* Material:
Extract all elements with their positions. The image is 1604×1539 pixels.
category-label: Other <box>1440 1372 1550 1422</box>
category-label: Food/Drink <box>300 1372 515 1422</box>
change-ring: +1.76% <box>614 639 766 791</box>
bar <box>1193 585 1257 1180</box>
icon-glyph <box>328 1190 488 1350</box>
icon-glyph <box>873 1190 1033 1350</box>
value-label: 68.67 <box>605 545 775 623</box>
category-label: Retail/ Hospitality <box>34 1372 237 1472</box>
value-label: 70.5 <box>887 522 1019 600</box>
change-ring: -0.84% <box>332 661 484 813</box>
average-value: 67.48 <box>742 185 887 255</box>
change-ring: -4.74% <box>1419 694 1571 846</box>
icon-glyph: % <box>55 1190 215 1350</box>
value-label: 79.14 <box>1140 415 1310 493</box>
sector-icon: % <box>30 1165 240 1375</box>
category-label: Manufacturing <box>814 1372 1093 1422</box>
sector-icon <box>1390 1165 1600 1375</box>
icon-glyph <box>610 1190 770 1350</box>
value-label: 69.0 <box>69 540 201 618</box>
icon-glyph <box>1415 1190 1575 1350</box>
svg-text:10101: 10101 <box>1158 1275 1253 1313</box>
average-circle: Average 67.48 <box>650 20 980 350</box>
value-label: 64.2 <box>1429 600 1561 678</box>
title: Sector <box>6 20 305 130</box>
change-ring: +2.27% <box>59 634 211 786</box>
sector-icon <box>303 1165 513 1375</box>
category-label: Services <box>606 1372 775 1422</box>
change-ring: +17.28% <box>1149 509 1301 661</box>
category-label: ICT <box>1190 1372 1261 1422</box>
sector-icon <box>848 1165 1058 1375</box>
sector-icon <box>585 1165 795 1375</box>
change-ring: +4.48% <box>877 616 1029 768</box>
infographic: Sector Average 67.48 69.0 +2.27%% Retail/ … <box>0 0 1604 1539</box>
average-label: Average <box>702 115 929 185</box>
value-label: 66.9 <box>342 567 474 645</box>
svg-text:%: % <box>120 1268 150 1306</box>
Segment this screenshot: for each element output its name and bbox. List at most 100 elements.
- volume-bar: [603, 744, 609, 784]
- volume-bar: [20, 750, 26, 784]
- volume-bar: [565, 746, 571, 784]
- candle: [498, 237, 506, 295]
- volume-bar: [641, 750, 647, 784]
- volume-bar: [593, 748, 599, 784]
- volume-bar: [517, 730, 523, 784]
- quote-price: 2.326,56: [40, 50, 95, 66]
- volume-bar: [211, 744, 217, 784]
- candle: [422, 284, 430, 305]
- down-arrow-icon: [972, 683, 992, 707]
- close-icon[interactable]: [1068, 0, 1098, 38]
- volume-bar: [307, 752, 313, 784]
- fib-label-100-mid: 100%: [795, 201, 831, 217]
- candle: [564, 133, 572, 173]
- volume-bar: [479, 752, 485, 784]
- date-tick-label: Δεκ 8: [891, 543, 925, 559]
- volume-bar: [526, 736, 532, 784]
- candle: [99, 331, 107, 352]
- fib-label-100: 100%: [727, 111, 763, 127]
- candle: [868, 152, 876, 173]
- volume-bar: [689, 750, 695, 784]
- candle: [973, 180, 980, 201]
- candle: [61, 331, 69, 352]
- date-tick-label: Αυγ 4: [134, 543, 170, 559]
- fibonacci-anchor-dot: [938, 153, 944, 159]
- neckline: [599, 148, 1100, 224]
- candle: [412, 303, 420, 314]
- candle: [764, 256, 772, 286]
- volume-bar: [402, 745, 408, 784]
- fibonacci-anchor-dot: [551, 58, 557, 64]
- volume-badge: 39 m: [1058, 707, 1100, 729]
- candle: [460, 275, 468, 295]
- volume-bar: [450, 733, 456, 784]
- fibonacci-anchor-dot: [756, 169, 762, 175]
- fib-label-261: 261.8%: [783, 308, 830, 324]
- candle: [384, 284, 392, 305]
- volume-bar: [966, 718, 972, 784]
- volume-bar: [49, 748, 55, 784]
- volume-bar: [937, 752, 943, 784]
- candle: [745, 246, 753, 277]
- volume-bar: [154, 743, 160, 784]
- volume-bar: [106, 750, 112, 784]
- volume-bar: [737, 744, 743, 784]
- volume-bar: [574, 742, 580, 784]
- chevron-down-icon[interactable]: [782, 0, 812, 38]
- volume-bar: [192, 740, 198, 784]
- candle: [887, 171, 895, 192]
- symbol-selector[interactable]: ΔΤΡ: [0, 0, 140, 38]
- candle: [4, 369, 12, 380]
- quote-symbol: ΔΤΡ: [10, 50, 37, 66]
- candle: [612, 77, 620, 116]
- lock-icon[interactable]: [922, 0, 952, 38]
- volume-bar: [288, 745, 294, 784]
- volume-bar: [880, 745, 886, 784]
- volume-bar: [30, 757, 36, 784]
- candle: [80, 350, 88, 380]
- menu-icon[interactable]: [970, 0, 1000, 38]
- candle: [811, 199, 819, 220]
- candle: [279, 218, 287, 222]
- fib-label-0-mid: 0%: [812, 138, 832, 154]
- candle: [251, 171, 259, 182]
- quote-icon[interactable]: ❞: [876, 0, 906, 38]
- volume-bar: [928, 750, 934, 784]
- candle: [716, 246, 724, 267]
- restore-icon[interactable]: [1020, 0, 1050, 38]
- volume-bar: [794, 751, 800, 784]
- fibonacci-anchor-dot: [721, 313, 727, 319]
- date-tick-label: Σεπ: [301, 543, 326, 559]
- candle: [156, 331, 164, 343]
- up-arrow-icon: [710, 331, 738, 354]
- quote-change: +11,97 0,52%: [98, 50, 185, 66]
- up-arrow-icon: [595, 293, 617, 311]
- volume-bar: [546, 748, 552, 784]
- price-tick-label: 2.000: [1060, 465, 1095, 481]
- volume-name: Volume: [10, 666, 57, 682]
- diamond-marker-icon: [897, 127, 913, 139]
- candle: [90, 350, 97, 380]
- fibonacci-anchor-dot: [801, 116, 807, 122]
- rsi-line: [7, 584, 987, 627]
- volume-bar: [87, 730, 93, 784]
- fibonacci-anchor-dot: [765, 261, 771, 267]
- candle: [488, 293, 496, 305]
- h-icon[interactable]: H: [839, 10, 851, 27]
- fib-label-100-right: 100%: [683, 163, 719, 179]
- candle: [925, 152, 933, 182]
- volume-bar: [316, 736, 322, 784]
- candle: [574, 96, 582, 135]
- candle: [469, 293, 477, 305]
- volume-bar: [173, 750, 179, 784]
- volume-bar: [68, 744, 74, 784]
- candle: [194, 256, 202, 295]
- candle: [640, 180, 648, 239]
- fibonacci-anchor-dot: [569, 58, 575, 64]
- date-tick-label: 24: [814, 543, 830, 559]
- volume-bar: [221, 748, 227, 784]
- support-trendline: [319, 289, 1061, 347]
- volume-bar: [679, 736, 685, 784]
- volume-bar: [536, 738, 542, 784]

* Challenge:
Render every line of the entries above as a JSON list of strings, one string per line, leaving out blank lines.

* Exercise answer:
[
  "Extract all elements with their positions. The image is 1604×1539 pixels.",
  "category-label: Other <box>1440 1372 1550 1422</box>",
  "category-label: Food/Drink <box>300 1372 515 1422</box>",
  "change-ring: +1.76% <box>614 639 766 791</box>",
  "bar <box>1193 585 1257 1180</box>",
  "icon-glyph <box>328 1190 488 1350</box>",
  "icon-glyph <box>873 1190 1033 1350</box>",
  "value-label: 68.67 <box>605 545 775 623</box>",
  "category-label: Retail/ Hospitality <box>34 1372 237 1472</box>",
  "value-label: 70.5 <box>887 522 1019 600</box>",
  "change-ring: -0.84% <box>332 661 484 813</box>",
  "average-value: 67.48 <box>742 185 887 255</box>",
  "change-ring: -4.74% <box>1419 694 1571 846</box>",
  "icon-glyph: % <box>55 1190 215 1350</box>",
  "value-label: 79.14 <box>1140 415 1310 493</box>",
  "sector-icon: % <box>30 1165 240 1375</box>",
  "category-label: Manufacturing <box>814 1372 1093 1422</box>",
  "sector-icon <box>1390 1165 1600 1375</box>",
  "icon-glyph <box>610 1190 770 1350</box>",
  "value-label: 69.0 <box>69 540 201 618</box>",
  "icon-glyph <box>1415 1190 1575 1350</box>",
  "svg-text:10101: 10101 <box>1158 1275 1253 1313</box>",
  "average-circle: Average 67.48 <box>650 20 980 350</box>",
  "value-label: 64.2 <box>1429 600 1561 678</box>",
  "title: Sector <box>6 20 305 130</box>",
  "change-ring: +2.27% <box>59 634 211 786</box>",
  "sector-icon <box>303 1165 513 1375</box>",
  "category-label: Services <box>606 1372 775 1422</box>",
  "change-ring: +17.28% <box>1149 509 1301 661</box>",
  "category-label: ICT <box>1190 1372 1261 1422</box>",
  "sector-icon <box>848 1165 1058 1375</box>",
  "sector-icon <box>585 1165 795 1375</box>",
  "change-ring: +4.48% <box>877 616 1029 768</box>",
  "infographic: Sector Average 67.48 69.0 +2.27%% Retail/ … <box>0 0 1604 1539</box>",
  "average-label: Average <box>702 115 929 185</box>",
  "value-label: 66.9 <box>342 567 474 645</box>",
  "svg-text:%: % <box>120 1268 150 1306</box>",
  "Segment this screenshot: for each element output its name and bbox. List at most 100 elements.",
  "- volume-bar: [603, 744, 609, 784]",
  "- volume-bar: [20, 750, 26, 784]",
  "- volume-bar: [565, 746, 571, 784]",
  "- candle: [498, 237, 506, 295]",
  "- volume-bar: [641, 750, 647, 784]",
  "- volume-bar: [593, 748, 599, 784]",
  "- volume-bar: [517, 730, 523, 784]",
  "- quote-price: 2.326,56: [40, 50, 95, 66]",
  "- volume-bar: [211, 744, 217, 784]",
  "- candle: [422, 284, 430, 305]",
  "- down-arrow-icon: [972, 683, 992, 707]",
  "- close-icon[interactable]: [1068, 0, 1098, 38]",
  "- volume-bar: [307, 752, 313, 784]",
  "- fib-label-100-mid: 100%: [795, 201, 831, 217]",
  "- candle: [564, 133, 572, 173]",
  "- volume-bar: [479, 752, 485, 784]",
  "- date-tick-label: Δεκ 8: [891, 543, 925, 559]",
  "- volume-bar: [526, 736, 532, 784]",
  "- candle: [99, 331, 107, 352]",
  "- fib-label-100: 100%: [727, 111, 763, 127]",
  "- candle: [868, 152, 876, 173]",
  "- volume-bar: [689, 750, 695, 784]",
  "- candle: [973, 180, 980, 201]",
  "- candle: [61, 331, 69, 352]",
  "- date-tick-label: Αυγ 4: [134, 543, 170, 559]",
  "- fibonacci-anchor-dot: [938, 153, 944, 159]",
  "- neckline: [599, 148, 1100, 224]",
  "- candle: [412, 303, 420, 314]",
  "- candle: [764, 256, 772, 286]",
  "- volume-bar: [402, 745, 408, 784]",
  "- fibonacci-anchor-dot: [551, 58, 557, 64]",
  "- volume-badge: 39 m: [1058, 707, 1100, 729]",
  "- candle: [460, 275, 468, 295]",
  "- volume-bar: [450, 733, 456, 784]",
  "- fibonacci-anchor-dot: [756, 169, 762, 175]",
  "- fib-label-261: 261.8%: [783, 308, 830, 324]",
  "- candle: [384, 284, 392, 305]",
  "- volume-bar: [966, 718, 972, 784]",
  "- volume-bar: [49, 748, 55, 784]",
  "- volume-bar: [937, 752, 943, 784]",
  "- candle: [745, 246, 753, 277]",
  "- volume-bar: [154, 743, 160, 784]",
  "- volume-bar: [106, 750, 112, 784]",
  "- volume-bar: [737, 744, 743, 784]",
  "- volume-bar: [574, 742, 580, 784]",
  "- chevron-down-icon[interactable]: [782, 0, 812, 38]",
  "- volume-bar: [192, 740, 198, 784]",
  "- candle: [887, 171, 895, 192]",
  "- symbol-selector[interactable]: ΔΤΡ: [0, 0, 140, 38]",
  "- candle: [4, 369, 12, 380]",
  "- quote-symbol: ΔΤΡ: [10, 50, 37, 66]",
  "- candle: [612, 77, 620, 116]",
  "- lock-icon[interactable]: [922, 0, 952, 38]",
  "- volume-bar: [288, 745, 294, 784]",
  "- volume-bar: [880, 745, 886, 784]",
  "- volume-bar: [30, 757, 36, 784]",
  "- candle: [80, 350, 88, 380]",
  "- menu-icon[interactable]: [970, 0, 1000, 38]",
  "- candle: [811, 199, 819, 220]",
  "- candle: [279, 218, 287, 222]",
  "- fib-label-0-mid: 0%: [812, 138, 832, 154]",
  "- candle: [251, 171, 259, 182]",
  "- quote-icon[interactable]: ❞: [876, 0, 906, 38]",
  "- volume-bar: [928, 750, 934, 784]",
  "- candle: [716, 246, 724, 267]",
  "- restore-icon[interactable]: [1020, 0, 1050, 38]",
  "- volume-bar: [794, 751, 800, 784]",
  "- fibonacci-anchor-dot: [721, 313, 727, 319]",
  "- date-tick-label: Σεπ: [301, 543, 326, 559]",
  "- candle: [156, 331, 164, 343]",
  "- up-arrow-icon: [710, 331, 738, 354]",
  "- quote-change: +11,97 0,52%: [98, 50, 185, 66]",
  "- up-arrow-icon: [595, 293, 617, 311]",
  "- volume-bar: [546, 748, 552, 784]",
  "- price-tick-label: 2.000: [1060, 465, 1095, 481]",
  "- volume-name: Volume: [10, 666, 57, 682]",
  "- diamond-marker-icon: [897, 127, 913, 139]",
  "- candle: [90, 350, 97, 380]",
  "- fibonacci-anchor-dot: [801, 116, 807, 122]",
  "- rsi-line: [7, 584, 987, 627]",
  "- volume-bar: [87, 730, 93, 784]",
  "- fibonacci-anchor-dot: [765, 261, 771, 267]",
  "- candle: [488, 293, 496, 305]",
  "- h-icon[interactable]: H: [839, 10, 851, 27]",
  "- fib-label-100-right: 100%: [683, 163, 719, 179]",
  "- candle: [925, 152, 933, 182]",
  "- volume-bar: [316, 736, 322, 784]",
  "- candle: [574, 96, 582, 135]",
  "- candle: [469, 293, 477, 305]",
  "- volume-bar: [173, 750, 179, 784]",
  "- volume-bar: [68, 744, 74, 784]",
  "- candle: [194, 256, 202, 295]",
  "- candle: [640, 180, 648, 239]",
  "- fibonacci-anchor-dot: [569, 58, 575, 64]",
  "- date-tick-label: 24: [814, 543, 830, 559]",
  "- volume-bar: [221, 748, 227, 784]",
  "- support-trendline: [319, 289, 1061, 347]",
  "- volume-bar: [679, 736, 685, 784]",
  "- volume-bar: [536, 738, 542, 784]"
]